-- START Data supplied --

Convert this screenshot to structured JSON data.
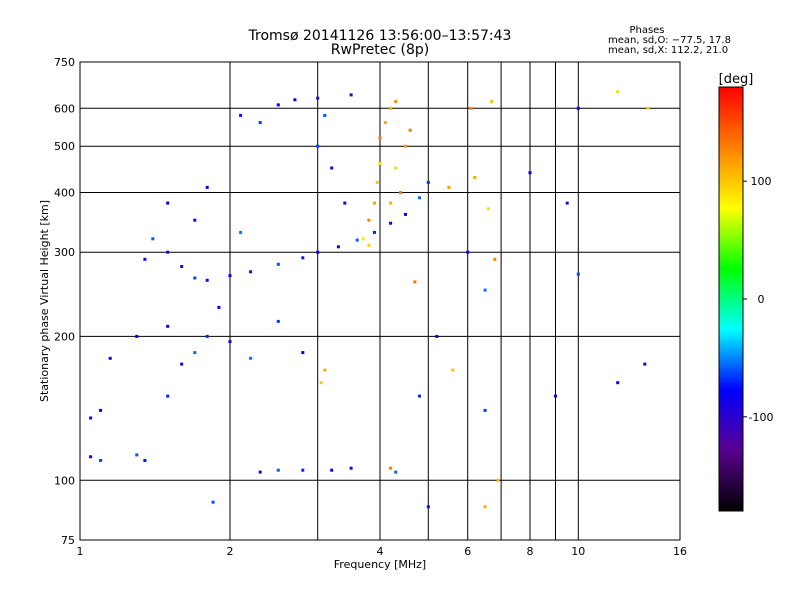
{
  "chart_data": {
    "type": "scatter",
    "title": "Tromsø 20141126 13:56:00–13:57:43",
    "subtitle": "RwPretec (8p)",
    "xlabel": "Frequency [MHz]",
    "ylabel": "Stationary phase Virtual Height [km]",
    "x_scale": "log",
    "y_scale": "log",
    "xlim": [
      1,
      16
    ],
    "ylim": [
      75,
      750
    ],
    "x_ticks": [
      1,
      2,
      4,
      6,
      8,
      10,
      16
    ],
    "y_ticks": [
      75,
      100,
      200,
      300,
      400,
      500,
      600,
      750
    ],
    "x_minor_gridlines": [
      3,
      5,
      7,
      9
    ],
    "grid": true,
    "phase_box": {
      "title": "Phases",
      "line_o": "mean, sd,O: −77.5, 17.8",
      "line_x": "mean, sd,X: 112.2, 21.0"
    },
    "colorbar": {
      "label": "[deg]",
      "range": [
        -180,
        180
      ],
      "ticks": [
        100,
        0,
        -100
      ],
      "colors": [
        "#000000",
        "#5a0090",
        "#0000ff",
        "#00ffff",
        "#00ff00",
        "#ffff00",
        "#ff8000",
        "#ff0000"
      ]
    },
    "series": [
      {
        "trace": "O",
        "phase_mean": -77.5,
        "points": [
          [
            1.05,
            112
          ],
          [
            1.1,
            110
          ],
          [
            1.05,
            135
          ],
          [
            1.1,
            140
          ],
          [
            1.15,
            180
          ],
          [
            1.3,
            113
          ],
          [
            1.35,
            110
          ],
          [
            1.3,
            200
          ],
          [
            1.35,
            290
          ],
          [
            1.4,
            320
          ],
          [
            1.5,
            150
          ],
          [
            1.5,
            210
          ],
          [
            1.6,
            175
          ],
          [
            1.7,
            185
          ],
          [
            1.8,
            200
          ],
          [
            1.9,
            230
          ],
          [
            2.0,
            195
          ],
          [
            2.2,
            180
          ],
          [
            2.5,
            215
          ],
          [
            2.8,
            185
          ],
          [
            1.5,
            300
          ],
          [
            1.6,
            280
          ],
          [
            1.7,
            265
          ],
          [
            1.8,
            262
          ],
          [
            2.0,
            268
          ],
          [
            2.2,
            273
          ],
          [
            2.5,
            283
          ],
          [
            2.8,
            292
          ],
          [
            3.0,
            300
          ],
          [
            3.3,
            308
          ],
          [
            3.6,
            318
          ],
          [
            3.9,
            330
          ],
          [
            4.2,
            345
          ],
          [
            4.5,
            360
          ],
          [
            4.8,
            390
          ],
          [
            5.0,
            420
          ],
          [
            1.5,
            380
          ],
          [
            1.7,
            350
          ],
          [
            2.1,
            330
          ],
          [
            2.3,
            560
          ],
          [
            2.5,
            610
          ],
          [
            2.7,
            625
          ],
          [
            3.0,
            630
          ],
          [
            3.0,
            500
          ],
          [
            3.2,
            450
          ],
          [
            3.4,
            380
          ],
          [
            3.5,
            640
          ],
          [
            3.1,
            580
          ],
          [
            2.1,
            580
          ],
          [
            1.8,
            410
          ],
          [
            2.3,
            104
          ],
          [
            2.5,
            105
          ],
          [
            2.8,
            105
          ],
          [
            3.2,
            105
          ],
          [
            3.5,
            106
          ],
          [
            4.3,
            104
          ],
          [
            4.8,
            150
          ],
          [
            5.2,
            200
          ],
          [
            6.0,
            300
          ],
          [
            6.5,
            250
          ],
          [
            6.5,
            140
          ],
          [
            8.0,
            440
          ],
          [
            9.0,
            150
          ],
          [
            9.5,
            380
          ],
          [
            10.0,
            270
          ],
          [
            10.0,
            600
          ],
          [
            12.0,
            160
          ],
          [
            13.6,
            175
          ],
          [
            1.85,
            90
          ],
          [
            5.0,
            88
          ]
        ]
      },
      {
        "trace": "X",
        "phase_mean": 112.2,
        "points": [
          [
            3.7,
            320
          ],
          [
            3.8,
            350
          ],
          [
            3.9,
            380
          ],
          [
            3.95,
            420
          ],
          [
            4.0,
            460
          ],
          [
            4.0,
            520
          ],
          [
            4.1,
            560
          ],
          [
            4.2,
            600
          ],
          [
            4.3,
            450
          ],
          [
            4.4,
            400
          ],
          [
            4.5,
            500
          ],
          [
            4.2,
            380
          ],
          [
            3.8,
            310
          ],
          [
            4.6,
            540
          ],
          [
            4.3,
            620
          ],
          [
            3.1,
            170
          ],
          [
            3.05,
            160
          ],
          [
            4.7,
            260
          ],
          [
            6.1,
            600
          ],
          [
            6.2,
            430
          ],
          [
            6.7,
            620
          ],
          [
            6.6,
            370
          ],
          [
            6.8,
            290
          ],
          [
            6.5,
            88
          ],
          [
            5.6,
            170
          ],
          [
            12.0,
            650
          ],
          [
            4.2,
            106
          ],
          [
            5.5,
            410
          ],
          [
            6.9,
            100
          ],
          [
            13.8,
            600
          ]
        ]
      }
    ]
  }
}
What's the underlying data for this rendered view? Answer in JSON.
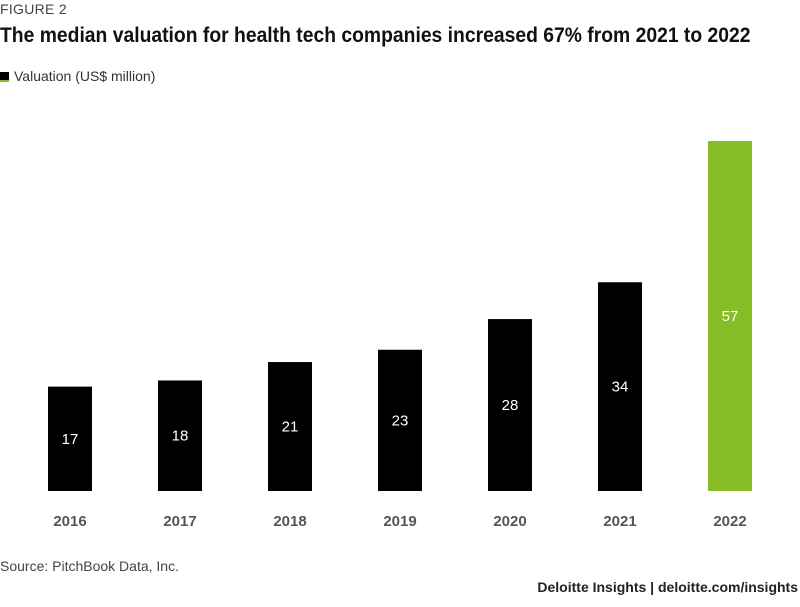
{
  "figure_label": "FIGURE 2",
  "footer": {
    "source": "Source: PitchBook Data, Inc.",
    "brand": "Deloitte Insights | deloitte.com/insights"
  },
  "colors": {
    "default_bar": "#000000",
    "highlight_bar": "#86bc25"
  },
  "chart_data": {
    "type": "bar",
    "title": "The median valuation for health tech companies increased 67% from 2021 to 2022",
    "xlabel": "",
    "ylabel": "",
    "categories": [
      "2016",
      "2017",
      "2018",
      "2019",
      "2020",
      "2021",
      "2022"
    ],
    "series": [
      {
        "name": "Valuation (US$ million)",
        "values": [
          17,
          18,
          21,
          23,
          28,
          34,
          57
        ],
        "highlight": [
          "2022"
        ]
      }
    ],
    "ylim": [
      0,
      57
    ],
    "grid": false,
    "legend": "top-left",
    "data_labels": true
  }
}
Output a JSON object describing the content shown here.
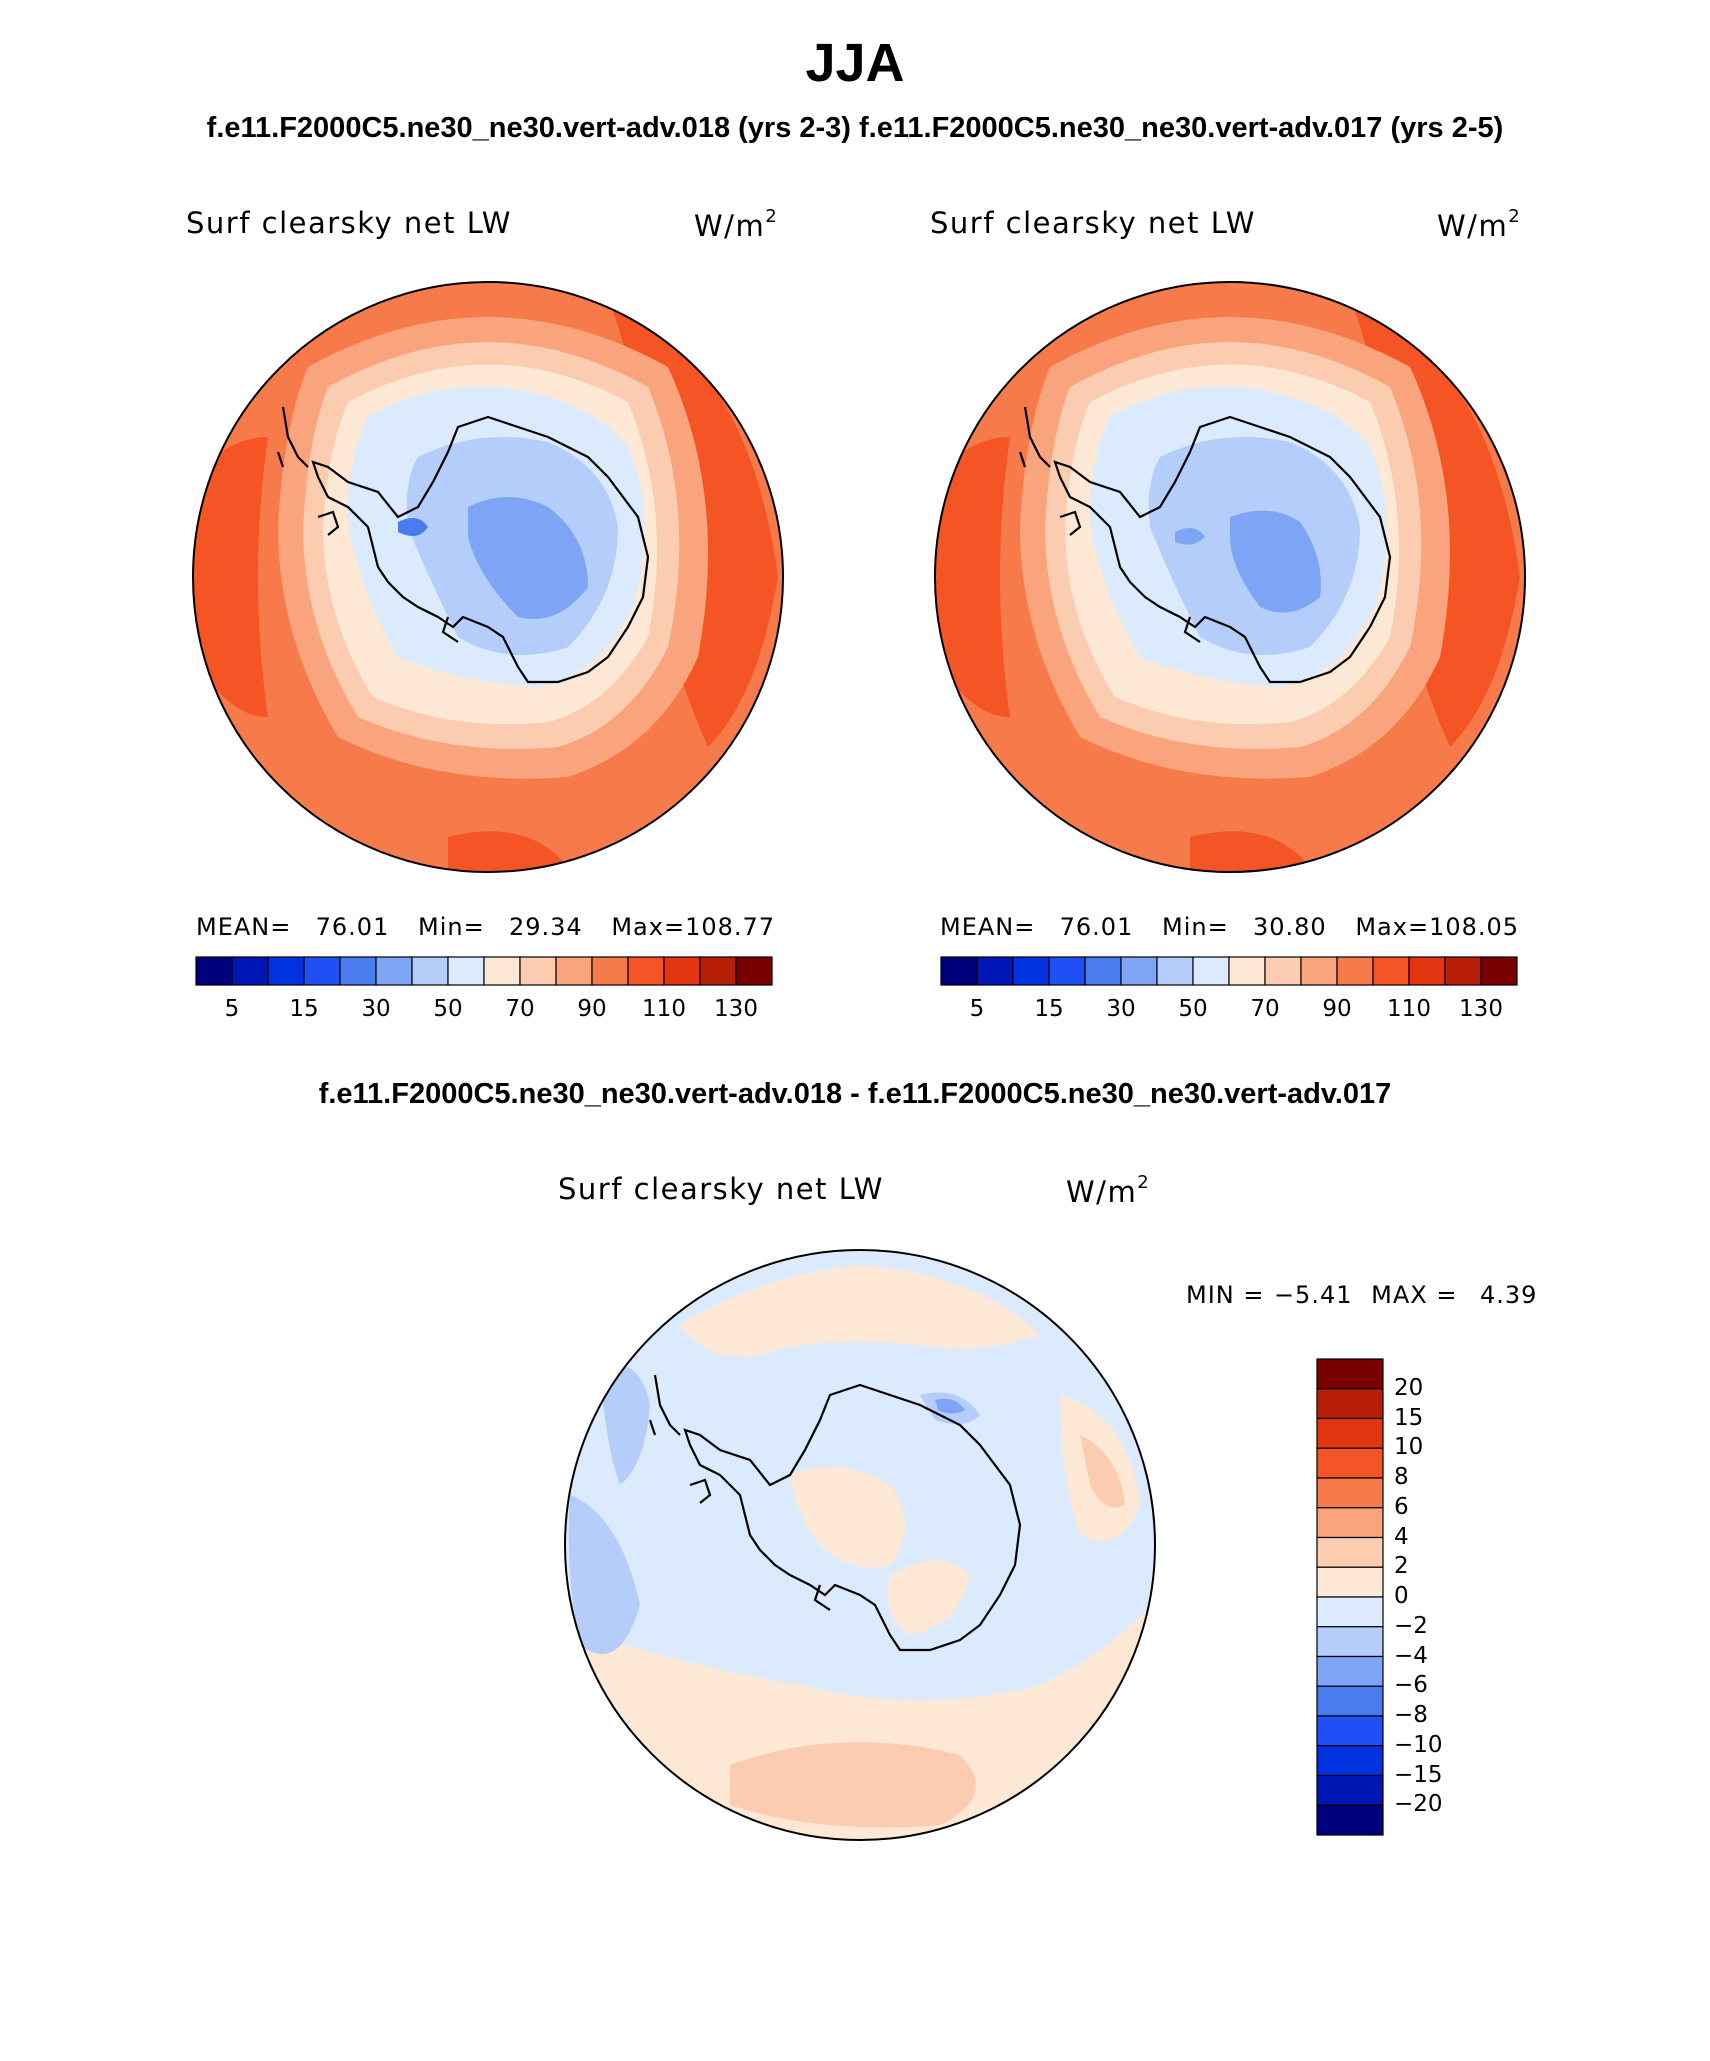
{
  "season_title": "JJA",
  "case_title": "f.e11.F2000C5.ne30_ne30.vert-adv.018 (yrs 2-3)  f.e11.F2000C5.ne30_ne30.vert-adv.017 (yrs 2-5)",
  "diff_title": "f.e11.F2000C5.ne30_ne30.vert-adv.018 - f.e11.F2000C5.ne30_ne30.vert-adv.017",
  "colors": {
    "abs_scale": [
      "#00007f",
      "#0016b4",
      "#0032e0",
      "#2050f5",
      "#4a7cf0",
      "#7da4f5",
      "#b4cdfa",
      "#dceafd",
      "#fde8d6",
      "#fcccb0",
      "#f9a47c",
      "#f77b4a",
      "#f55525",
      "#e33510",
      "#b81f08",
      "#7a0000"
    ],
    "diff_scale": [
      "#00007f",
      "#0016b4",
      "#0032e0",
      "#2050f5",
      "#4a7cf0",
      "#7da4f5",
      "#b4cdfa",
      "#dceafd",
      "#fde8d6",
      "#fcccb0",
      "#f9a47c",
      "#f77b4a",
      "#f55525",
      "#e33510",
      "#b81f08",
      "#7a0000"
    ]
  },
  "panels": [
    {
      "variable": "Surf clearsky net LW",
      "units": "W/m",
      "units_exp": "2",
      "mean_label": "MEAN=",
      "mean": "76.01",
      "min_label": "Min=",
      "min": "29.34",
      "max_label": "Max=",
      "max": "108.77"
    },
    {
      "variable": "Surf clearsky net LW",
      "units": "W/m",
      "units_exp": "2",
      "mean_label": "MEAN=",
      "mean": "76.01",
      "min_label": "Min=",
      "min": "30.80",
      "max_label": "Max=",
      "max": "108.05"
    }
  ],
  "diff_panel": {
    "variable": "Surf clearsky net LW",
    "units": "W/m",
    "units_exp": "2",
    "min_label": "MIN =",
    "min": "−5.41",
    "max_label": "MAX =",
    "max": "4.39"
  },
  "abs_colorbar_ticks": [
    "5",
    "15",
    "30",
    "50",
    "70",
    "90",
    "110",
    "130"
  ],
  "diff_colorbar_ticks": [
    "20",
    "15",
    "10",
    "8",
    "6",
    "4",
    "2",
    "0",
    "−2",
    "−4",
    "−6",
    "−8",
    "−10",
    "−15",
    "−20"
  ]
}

-- END Data supplied --

__What you should do__:
Every line that holds the word "this" counts once; state the total number of such lines and nothing else.

__Final answer__:
2